• Required task: Pick out every line holding the string "page" and copy it.

• Records shown:
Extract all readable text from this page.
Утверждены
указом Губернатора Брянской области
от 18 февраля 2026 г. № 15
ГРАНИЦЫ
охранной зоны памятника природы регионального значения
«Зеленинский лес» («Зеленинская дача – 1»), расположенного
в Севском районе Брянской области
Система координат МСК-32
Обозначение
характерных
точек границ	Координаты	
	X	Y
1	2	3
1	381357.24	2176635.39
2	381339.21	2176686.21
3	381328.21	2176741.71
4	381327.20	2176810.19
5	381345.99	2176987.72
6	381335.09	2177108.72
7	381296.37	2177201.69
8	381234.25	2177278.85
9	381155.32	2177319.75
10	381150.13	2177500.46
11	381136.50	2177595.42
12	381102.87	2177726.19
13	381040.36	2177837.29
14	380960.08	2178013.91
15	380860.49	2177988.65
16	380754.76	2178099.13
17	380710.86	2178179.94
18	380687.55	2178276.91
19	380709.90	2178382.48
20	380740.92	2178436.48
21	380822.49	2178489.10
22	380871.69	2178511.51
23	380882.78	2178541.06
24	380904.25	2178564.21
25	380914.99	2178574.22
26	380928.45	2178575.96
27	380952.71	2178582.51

==

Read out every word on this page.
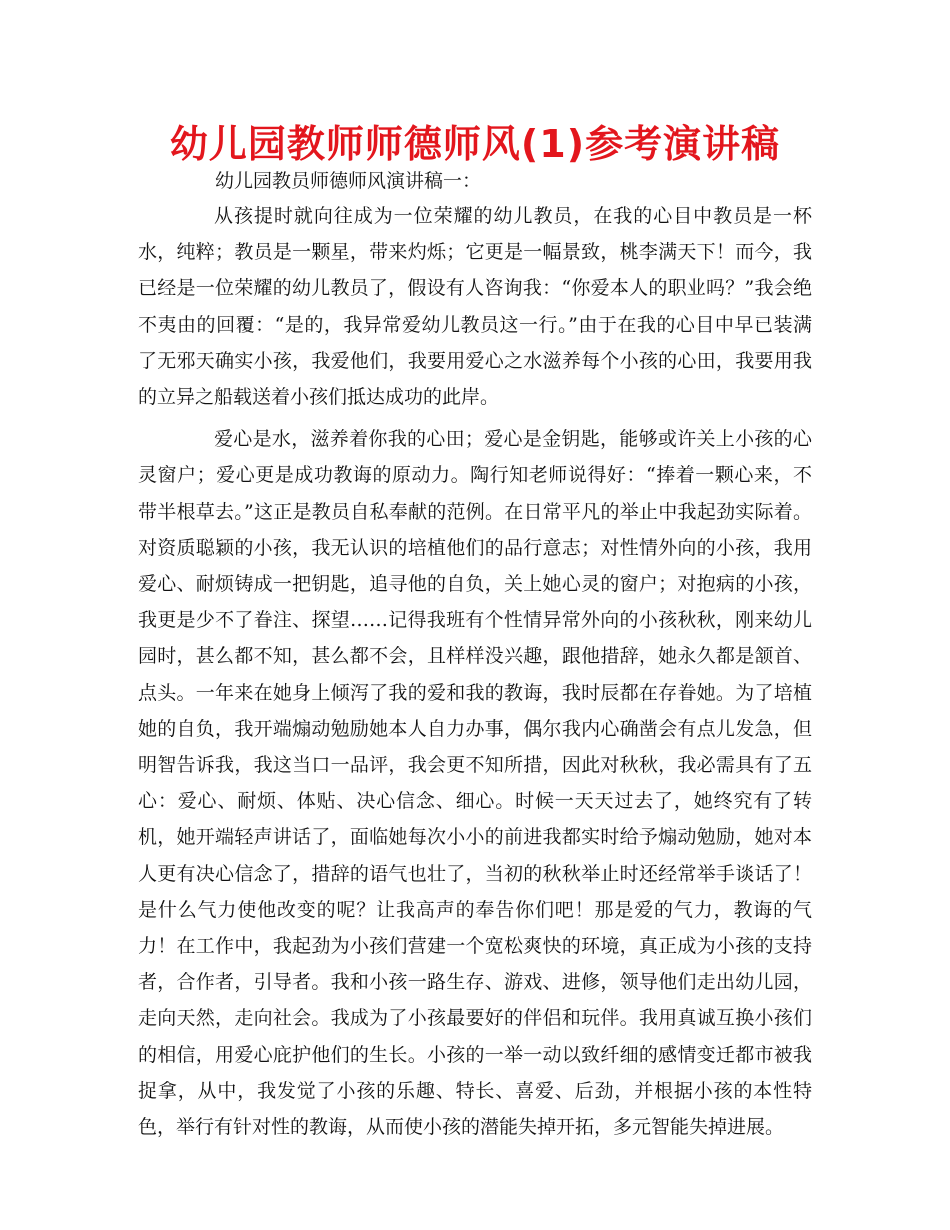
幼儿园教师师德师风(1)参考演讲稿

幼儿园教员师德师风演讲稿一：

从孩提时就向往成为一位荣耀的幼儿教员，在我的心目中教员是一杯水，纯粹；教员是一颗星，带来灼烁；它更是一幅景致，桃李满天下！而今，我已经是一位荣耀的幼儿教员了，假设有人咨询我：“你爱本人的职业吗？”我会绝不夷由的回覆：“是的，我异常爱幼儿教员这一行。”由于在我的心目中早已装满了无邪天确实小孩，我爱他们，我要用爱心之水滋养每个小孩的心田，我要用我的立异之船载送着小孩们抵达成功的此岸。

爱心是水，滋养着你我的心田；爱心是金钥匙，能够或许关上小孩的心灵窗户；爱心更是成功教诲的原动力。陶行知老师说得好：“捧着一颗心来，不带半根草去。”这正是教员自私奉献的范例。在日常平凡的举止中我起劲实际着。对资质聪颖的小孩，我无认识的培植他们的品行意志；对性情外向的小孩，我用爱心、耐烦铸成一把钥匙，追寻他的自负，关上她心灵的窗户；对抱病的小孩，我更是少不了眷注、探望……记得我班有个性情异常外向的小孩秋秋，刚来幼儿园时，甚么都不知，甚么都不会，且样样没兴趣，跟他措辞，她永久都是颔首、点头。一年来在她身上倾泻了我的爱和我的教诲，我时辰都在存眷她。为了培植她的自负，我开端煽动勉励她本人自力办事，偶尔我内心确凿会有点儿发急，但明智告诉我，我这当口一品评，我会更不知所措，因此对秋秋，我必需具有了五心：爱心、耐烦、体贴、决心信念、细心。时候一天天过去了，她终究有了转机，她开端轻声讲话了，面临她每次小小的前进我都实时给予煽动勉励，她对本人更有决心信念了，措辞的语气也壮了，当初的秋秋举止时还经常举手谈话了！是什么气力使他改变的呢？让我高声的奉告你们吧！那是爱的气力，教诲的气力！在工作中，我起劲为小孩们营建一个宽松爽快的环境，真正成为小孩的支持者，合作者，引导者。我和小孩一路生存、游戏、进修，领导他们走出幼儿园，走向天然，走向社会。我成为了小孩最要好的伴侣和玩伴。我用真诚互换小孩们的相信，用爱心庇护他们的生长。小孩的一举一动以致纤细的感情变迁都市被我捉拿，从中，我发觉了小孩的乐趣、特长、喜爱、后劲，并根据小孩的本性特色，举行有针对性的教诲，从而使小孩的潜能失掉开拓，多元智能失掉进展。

--

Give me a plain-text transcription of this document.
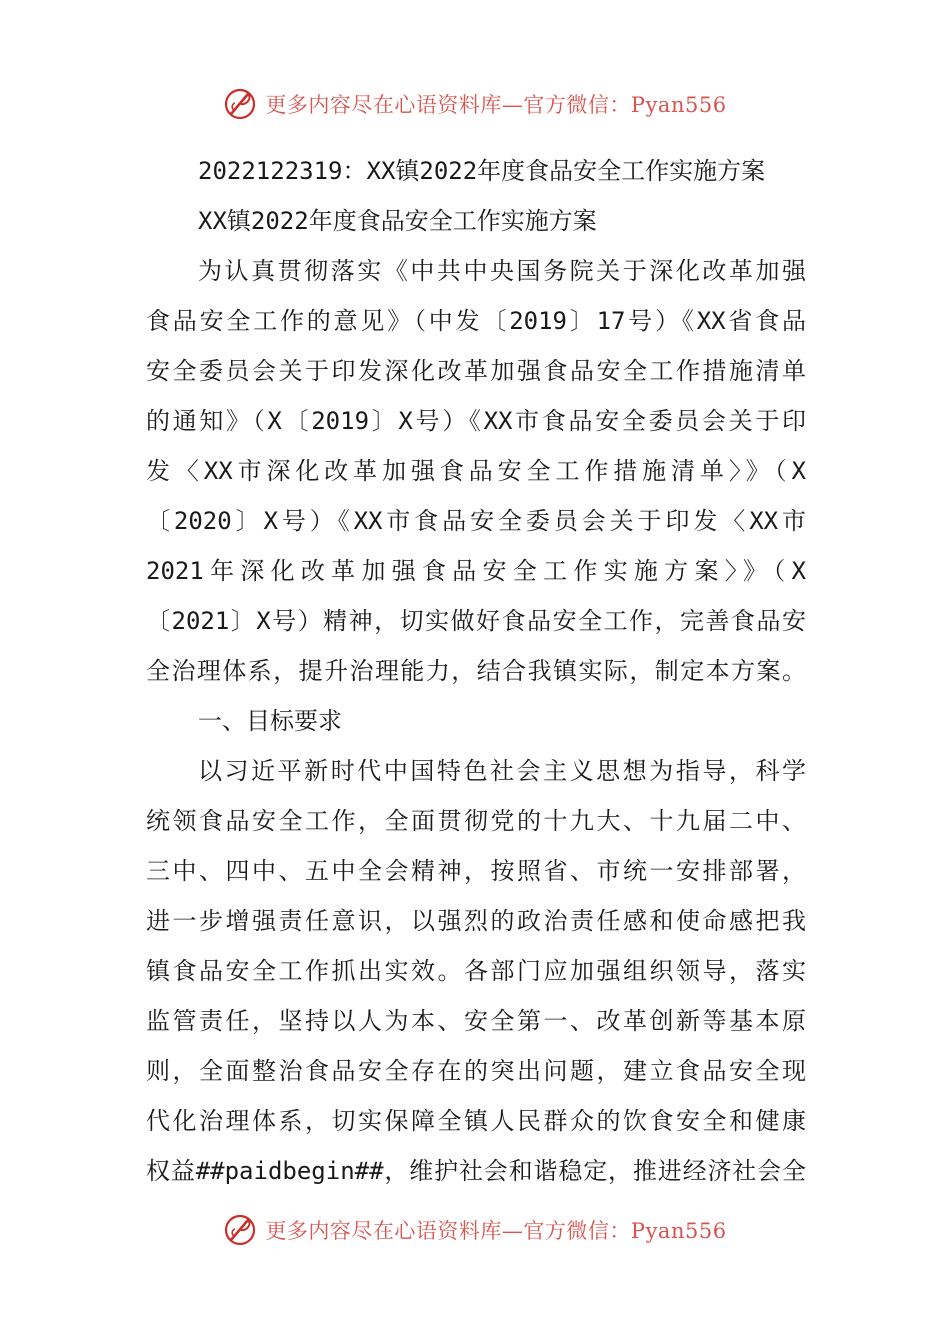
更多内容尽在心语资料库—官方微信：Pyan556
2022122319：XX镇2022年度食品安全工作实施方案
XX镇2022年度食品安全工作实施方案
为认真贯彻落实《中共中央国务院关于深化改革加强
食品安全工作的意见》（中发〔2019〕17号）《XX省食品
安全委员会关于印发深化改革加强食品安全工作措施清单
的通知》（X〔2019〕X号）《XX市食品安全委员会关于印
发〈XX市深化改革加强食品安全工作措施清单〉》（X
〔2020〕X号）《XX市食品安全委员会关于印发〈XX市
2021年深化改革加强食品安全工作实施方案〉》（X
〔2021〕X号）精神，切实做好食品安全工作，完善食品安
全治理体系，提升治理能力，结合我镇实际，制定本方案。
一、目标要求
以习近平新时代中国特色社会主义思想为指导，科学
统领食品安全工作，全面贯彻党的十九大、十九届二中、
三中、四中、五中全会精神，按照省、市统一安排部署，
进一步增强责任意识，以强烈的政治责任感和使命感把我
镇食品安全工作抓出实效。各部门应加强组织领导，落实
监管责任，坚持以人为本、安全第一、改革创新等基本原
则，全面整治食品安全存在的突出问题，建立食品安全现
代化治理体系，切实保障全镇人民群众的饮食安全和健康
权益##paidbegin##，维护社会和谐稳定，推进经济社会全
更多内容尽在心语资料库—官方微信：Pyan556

• Correct result:
Extract all readable text from this page.
Read out every word on this page.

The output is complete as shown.